Required work: Copy out the listing that follows, exactly, without its pictures.

Stored rows:
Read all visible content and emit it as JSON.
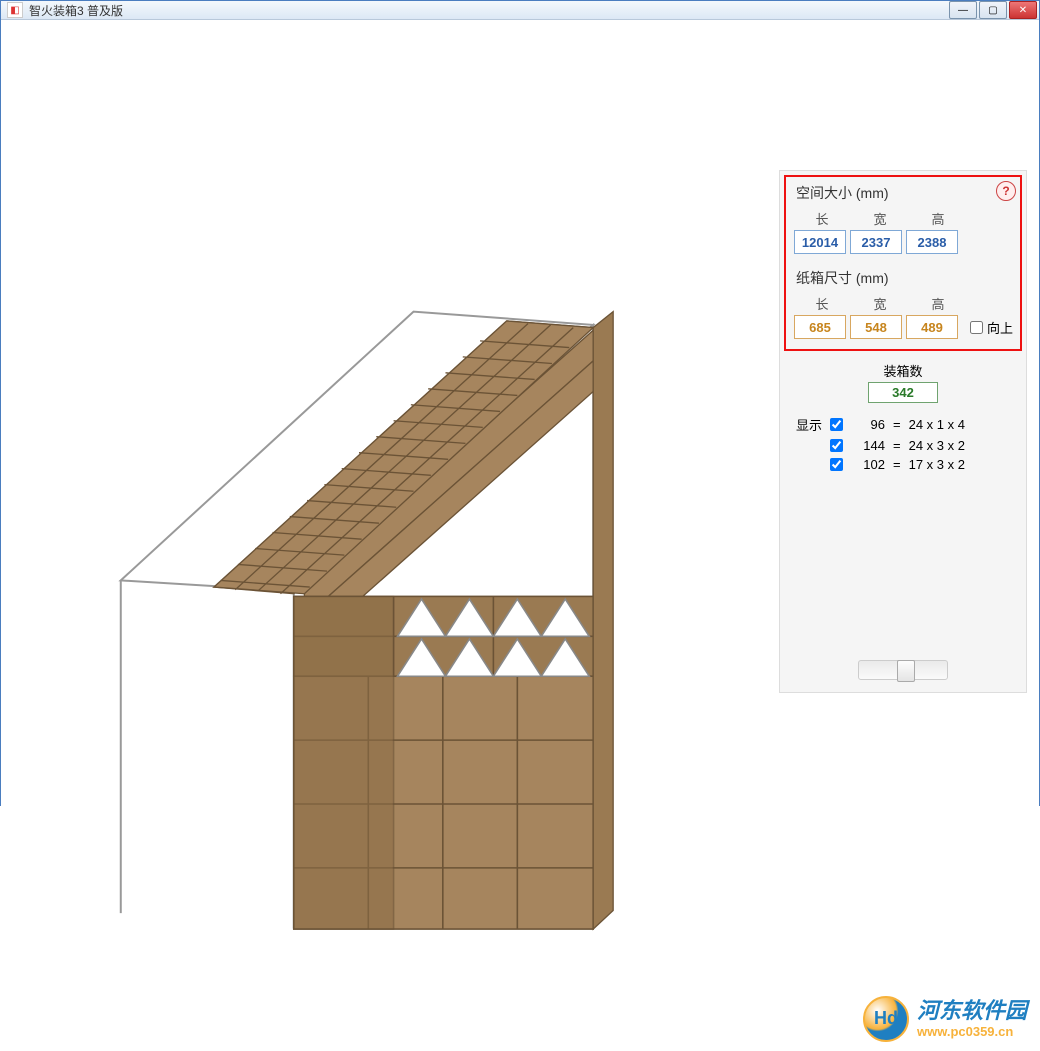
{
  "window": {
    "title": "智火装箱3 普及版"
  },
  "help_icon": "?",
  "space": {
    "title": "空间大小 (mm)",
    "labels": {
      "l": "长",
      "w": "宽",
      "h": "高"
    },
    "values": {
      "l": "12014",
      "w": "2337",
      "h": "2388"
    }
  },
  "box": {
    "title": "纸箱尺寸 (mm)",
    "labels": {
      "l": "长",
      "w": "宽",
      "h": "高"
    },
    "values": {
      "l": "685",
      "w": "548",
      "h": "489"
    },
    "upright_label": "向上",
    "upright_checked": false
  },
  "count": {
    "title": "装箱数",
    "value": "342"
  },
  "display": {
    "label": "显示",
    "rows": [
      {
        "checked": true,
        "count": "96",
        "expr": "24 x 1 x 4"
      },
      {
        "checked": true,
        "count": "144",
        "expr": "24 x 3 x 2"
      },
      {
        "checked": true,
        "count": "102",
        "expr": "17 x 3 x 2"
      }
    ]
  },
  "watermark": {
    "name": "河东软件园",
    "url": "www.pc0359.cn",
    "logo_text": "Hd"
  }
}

Expected output:
Read all visible content and emit it as JSON.
{
  "window": {
    "title": "智火装箱3 普及版"
  },
  "help_icon": "?",
  "space": {
    "title": "空间大小 (mm)",
    "labels": {
      "l": "长",
      "w": "宽",
      "h": "高"
    },
    "values": {
      "l": "12014",
      "w": "2337",
      "h": "2388"
    }
  },
  "box": {
    "title": "纸箱尺寸 (mm)",
    "labels": {
      "l": "长",
      "w": "宽",
      "h": "高"
    },
    "values": {
      "l": "685",
      "w": "548",
      "h": "489"
    },
    "upright_label": "向上",
    "upright_checked": false
  },
  "count": {
    "title": "装箱数",
    "value": "342"
  },
  "display": {
    "label": "显示",
    "rows": [
      {
        "checked": true,
        "count": "96",
        "expr": "24 x 1 x 4"
      },
      {
        "checked": true,
        "count": "144",
        "expr": "24 x 3 x 2"
      },
      {
        "checked": true,
        "count": "102",
        "expr": "17 x 3 x 2"
      }
    ]
  },
  "watermark": {
    "name": "河东软件园",
    "url": "www.pc0359.cn",
    "logo_text": "Hd"
  }
}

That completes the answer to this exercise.